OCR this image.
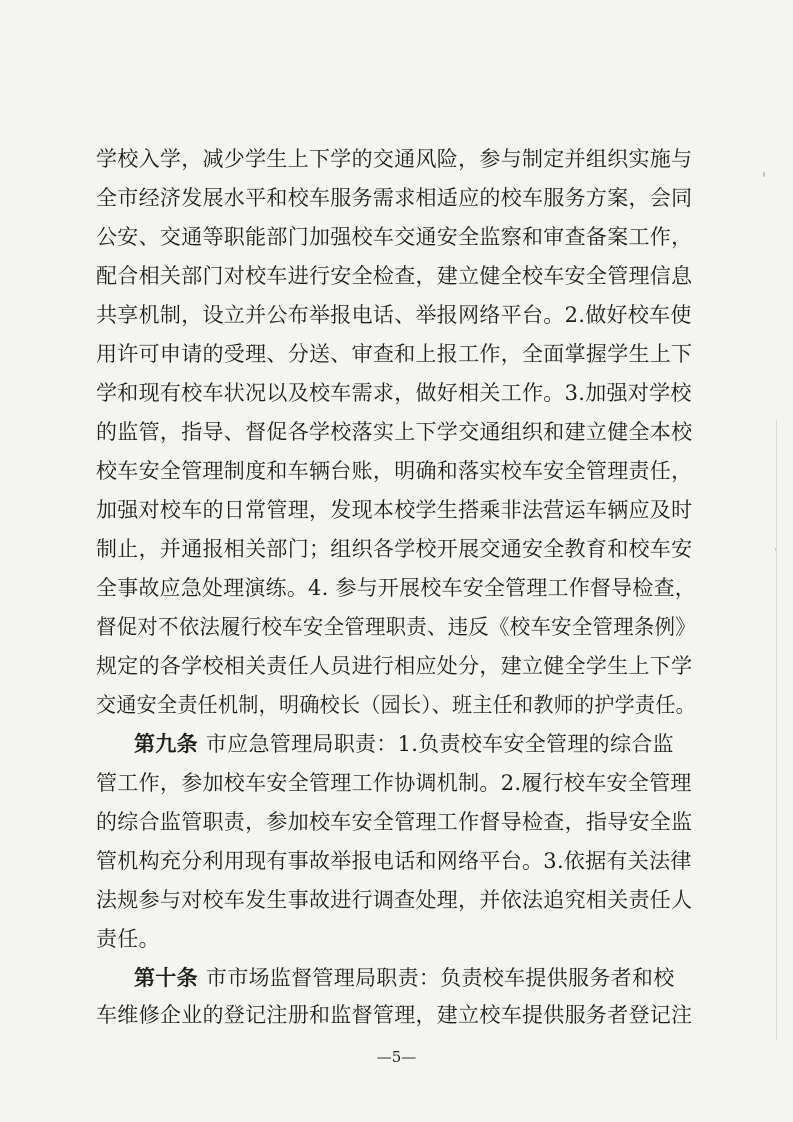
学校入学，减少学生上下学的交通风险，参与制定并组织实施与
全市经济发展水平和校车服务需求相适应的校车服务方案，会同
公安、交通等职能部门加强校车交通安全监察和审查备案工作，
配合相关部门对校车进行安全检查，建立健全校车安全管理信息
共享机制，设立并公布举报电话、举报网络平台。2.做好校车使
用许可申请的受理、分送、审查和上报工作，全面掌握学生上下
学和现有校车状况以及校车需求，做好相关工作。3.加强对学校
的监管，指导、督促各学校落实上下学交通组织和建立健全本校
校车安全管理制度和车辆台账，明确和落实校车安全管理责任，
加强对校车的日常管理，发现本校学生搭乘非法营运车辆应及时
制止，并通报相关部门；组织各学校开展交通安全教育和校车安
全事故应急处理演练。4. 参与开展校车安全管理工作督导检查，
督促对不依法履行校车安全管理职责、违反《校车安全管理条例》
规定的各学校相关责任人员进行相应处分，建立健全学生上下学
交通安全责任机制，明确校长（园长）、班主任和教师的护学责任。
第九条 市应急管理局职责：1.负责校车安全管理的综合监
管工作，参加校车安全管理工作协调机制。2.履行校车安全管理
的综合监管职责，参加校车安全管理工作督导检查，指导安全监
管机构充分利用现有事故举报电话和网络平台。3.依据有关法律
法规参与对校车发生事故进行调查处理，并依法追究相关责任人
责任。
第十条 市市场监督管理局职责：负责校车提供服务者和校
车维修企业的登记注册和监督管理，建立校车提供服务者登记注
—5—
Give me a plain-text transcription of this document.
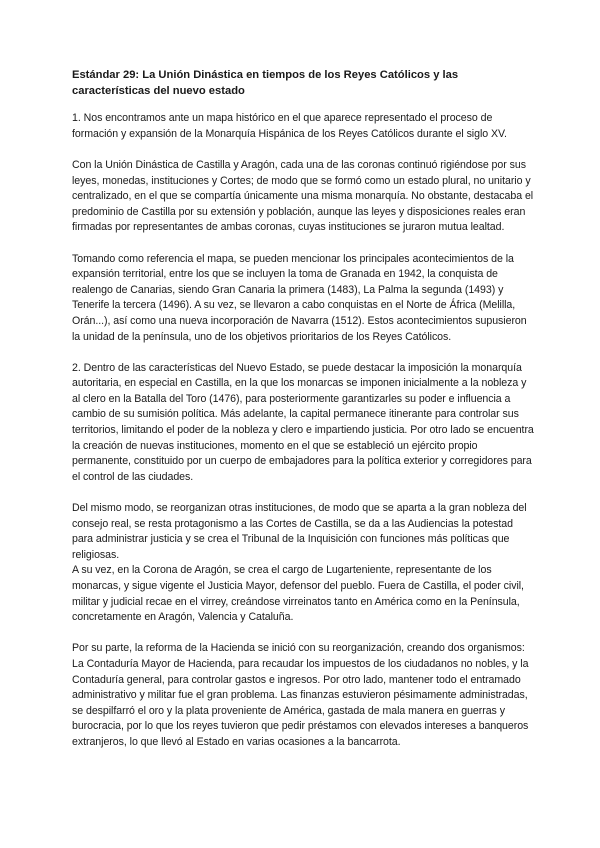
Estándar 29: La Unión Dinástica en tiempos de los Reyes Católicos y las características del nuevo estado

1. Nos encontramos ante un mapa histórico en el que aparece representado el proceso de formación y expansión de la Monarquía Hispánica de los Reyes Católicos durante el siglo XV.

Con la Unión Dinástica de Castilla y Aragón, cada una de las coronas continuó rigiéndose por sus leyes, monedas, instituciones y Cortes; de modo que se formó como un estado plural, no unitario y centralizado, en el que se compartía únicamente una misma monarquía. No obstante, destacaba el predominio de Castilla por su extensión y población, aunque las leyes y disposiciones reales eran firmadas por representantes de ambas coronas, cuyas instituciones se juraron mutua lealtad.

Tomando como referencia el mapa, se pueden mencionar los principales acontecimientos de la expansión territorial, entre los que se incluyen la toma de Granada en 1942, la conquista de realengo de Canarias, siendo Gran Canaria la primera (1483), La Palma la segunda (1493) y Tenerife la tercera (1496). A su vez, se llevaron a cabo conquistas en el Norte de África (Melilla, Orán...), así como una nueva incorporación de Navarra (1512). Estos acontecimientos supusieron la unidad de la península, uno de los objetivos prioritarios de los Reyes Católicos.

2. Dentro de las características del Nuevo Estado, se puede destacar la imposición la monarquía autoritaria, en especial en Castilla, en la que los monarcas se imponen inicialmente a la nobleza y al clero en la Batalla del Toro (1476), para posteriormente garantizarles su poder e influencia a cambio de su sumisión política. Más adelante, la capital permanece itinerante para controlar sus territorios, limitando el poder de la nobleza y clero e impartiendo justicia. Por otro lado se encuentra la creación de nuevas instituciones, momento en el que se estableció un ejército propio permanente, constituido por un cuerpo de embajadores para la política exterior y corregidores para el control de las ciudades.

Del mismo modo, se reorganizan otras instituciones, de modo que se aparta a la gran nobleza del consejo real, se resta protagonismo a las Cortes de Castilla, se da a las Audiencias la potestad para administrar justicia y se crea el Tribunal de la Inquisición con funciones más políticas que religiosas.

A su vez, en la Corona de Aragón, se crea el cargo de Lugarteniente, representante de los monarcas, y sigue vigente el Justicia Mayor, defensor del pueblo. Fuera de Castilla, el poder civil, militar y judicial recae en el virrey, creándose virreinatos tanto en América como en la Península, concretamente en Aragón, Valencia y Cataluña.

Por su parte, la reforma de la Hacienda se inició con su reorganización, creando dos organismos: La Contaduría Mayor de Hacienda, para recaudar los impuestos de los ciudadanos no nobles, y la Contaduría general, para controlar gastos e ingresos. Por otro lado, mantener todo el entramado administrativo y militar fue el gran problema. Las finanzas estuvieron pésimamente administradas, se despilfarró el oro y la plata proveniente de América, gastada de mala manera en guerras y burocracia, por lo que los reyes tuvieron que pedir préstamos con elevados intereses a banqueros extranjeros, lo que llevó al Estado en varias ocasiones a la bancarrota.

## [Exercise brief]
Transcribe all the data word for word; the images stay out.

## [Correct output]
OCR this image.
学校入学，减少学生上下学的交通风险，参与制定并组织实施与
全市经济发展水平和校车服务需求相适应的校车服务方案，会同
公安、交通等职能部门加强校车交通安全监察和审查备案工作，
配合相关部门对校车进行安全检查，建立健全校车安全管理信息
共享机制，设立并公布举报电话、举报网络平台。2.做好校车使
用许可申请的受理、分送、审查和上报工作，全面掌握学生上下
学和现有校车状况以及校车需求，做好相关工作。3.加强对学校
的监管，指导、督促各学校落实上下学交通组织和建立健全本校
校车安全管理制度和车辆台账，明确和落实校车安全管理责任，
加强对校车的日常管理，发现本校学生搭乘非法营运车辆应及时
制止，并通报相关部门；组织各学校开展交通安全教育和校车安
全事故应急处理演练。4. 参与开展校车安全管理工作督导检查，
督促对不依法履行校车安全管理职责、违反《校车安全管理条例》
规定的各学校相关责任人员进行相应处分，建立健全学生上下学
交通安全责任机制，明确校长（园长）、班主任和教师的护学责任。
第九条 市应急管理局职责：1.负责校车安全管理的综合监
管工作，参加校车安全管理工作协调机制。2.履行校车安全管理
的综合监管职责，参加校车安全管理工作督导检查，指导安全监
管机构充分利用现有事故举报电话和网络平台。3.依据有关法律
法规参与对校车发生事故进行调查处理，并依法追究相关责任人
责任。
第十条 市市场监督管理局职责：负责校车提供服务者和校
车维修企业的登记注册和监督管理，建立校车提供服务者登记注
—5—
Give me a plain-text transcription of this document.
Estándar 29: La Unión Dinástica en tiempos de los Reyes Católicos y las características del nuevo estado

1. Nos encontramos ante un mapa histórico en el que aparece representado el proceso de formación y expansión de la Monarquía Hispánica de los Reyes Católicos durante el siglo XV.

Con la Unión Dinástica de Castilla y Aragón, cada una de las coronas continuó rigiéndose por sus leyes, monedas, instituciones y Cortes; de modo que se formó como un estado plural, no unitario y centralizado, en el que se compartía únicamente una misma monarquía. No obstante, destacaba el predominio de Castilla por su extensión y población, aunque las leyes y disposiciones reales eran firmadas por representantes de ambas coronas, cuyas instituciones se juraron mutua lealtad.

Tomando como referencia el mapa, se pueden mencionar los principales acontecimientos de la expansión territorial, entre los que se incluyen la toma de Granada en 1942, la conquista de realengo de Canarias, siendo Gran Canaria la primera (1483), La Palma la segunda (1493) y Tenerife la tercera (1496). A su vez, se llevaron a cabo conquistas en el Norte de África (Melilla, Orán...), así como una nueva incorporación de Navarra (1512). Estos acontecimientos supusieron la unidad de la península, uno de los objetivos prioritarios de los Reyes Católicos.

2. Dentro de las características del Nuevo Estado, se puede destacar la imposición la monarquía autoritaria, en especial en Castilla, en la que los monarcas se imponen inicialmente a la nobleza y al clero en la Batalla del Toro (1476), para posteriormente garantizarles su poder e influencia a cambio de su sumisión política. Más adelante, la capital permanece itinerante para controlar sus territorios, limitando el poder de la nobleza y clero e impartiendo justicia. Por otro lado se encuentra la creación de nuevas instituciones, momento en el que se estableció un ejército propio permanente, constituido por un cuerpo de embajadores para la política exterior y corregidores para el control de las ciudades.

Del mismo modo, se reorganizan otras instituciones, de modo que se aparta a la gran nobleza del consejo real, se resta protagonismo a las Cortes de Castilla, se da a las Audiencias la potestad para administrar justicia y se crea el Tribunal de la Inquisición con funciones más políticas que religiosas.

A su vez, en la Corona de Aragón, se crea el cargo de Lugarteniente, representante de los monarcas, y sigue vigente el Justicia Mayor, defensor del pueblo. Fuera de Castilla, el poder civil, militar y judicial recae en el virrey, creándose virreinatos tanto en América como en la Península, concretamente en Aragón, Valencia y Cataluña.

Por su parte, la reforma de la Hacienda se inició con su reorganización, creando dos organismos: La Contaduría Mayor de Hacienda, para recaudar los impuestos de los ciudadanos no nobles, y la Contaduría general, para controlar gastos e ingresos. Por otro lado, mantener todo el entramado administrativo y militar fue el gran problema. Las finanzas estuvieron pésimamente administradas, se despilfarró el oro y la plata proveniente de América, gastada de mala manera en guerras y burocracia, por lo que los reyes tuvieron que pedir préstamos con elevados intereses a banqueros extranjeros, lo que llevó al Estado en varias ocasiones a la bancarrota.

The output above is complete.